*Your goal:*
Give every entry again, word for word.
--- Begin ---
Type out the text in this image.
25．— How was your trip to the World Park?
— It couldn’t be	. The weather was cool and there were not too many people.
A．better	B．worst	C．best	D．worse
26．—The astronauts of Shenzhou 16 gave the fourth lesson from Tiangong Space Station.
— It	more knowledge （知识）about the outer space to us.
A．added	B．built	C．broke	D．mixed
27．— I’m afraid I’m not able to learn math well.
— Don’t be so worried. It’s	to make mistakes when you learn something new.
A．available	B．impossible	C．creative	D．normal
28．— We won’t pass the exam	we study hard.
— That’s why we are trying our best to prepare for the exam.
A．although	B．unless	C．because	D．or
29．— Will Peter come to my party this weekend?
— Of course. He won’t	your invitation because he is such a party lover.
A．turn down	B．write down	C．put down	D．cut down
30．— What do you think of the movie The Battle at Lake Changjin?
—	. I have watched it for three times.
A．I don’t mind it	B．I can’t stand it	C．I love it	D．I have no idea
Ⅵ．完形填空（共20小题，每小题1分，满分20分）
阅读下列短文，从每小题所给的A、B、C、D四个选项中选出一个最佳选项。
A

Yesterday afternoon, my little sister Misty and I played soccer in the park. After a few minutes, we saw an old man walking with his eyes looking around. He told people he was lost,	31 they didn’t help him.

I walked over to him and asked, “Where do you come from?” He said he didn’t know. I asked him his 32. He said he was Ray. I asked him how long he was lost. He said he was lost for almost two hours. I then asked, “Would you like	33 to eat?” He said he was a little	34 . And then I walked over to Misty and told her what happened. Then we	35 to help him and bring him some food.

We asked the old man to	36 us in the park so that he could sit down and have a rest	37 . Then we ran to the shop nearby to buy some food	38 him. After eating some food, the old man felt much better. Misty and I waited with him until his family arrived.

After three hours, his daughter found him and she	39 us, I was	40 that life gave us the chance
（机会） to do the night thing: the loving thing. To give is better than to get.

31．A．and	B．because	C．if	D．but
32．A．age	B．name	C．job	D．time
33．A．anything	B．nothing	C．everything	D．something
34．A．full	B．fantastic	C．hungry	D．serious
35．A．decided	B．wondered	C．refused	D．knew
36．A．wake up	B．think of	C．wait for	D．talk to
--- End ---
*Problem solution:*
Type out the text in this image.
25．— How was your trip to the World Park?
— It couldn’t be	. The weather was cool and there were not too many people.
A．better	B．worst	C．best	D．worse
26．—The astronauts of Shenzhou 16 gave the fourth lesson from Tiangong Space Station.
— It	more knowledge （知识）about the outer space to us.
A．added	B．built	C．broke	D．mixed
27．— I’m afraid I’m not able to learn math well.
— Don’t be so worried. It’s	to make mistakes when you learn something new.
A．available	B．impossible	C．creative	D．normal
28．— We won’t pass the exam	we study hard.
— That’s why we are trying our best to prepare for the exam.
A．although	B．unless	C．because	D．or
29．— Will Peter come to my party this weekend?
— Of course. He won’t	your invitation because he is such a party lover.
A．turn down	B．write down	C．put down	D．cut down
30．— What do you think of the movie The Battle at Lake Changjin?
—	. I have watched it for three times.
A．I don’t mind it	B．I can’t stand it	C．I love it	D．I have no idea
Ⅵ．完形填空（共20小题，每小题1分，满分20分）
阅读下列短文，从每小题所给的A、B、C、D四个选项中选出一个最佳选项。
A

Yesterday afternoon, my little sister Misty and I played soccer in the park. After a few minutes, we saw an old man walking with his eyes looking around. He told people he was lost,	31 they didn’t help him.

I walked over to him and asked, “Where do you come from?” He said he didn’t know. I asked him his 32. He said he was Ray. I asked him how long he was lost. He said he was lost for almost two hours. I then asked, “Would you like	33 to eat?” He said he was a little	34 . And then I walked over to Misty and told her what happened. Then we	35 to help him and bring him some food.

We asked the old man to	36 us in the park so that he could sit down and have a rest	37 . Then we ran to the shop nearby to buy some food	38 him. After eating some food, the old man felt much better. Misty and I waited with him until his family arrived.

After three hours, his daughter found him and she	39 us, I was	40 that life gave us the chance
（机会） to do the night thing: the loving thing. To give is better than to get.

31．A．and	B．because	C．if	D．but
32．A．age	B．name	C．job	D．time
33．A．anything	B．nothing	C．everything	D．something
34．A．full	B．fantastic	C．hungry	D．serious
35．A．decided	B．wondered	C．refused	D．knew
36．A．wake up	B．think of	C．wait for	D．talk to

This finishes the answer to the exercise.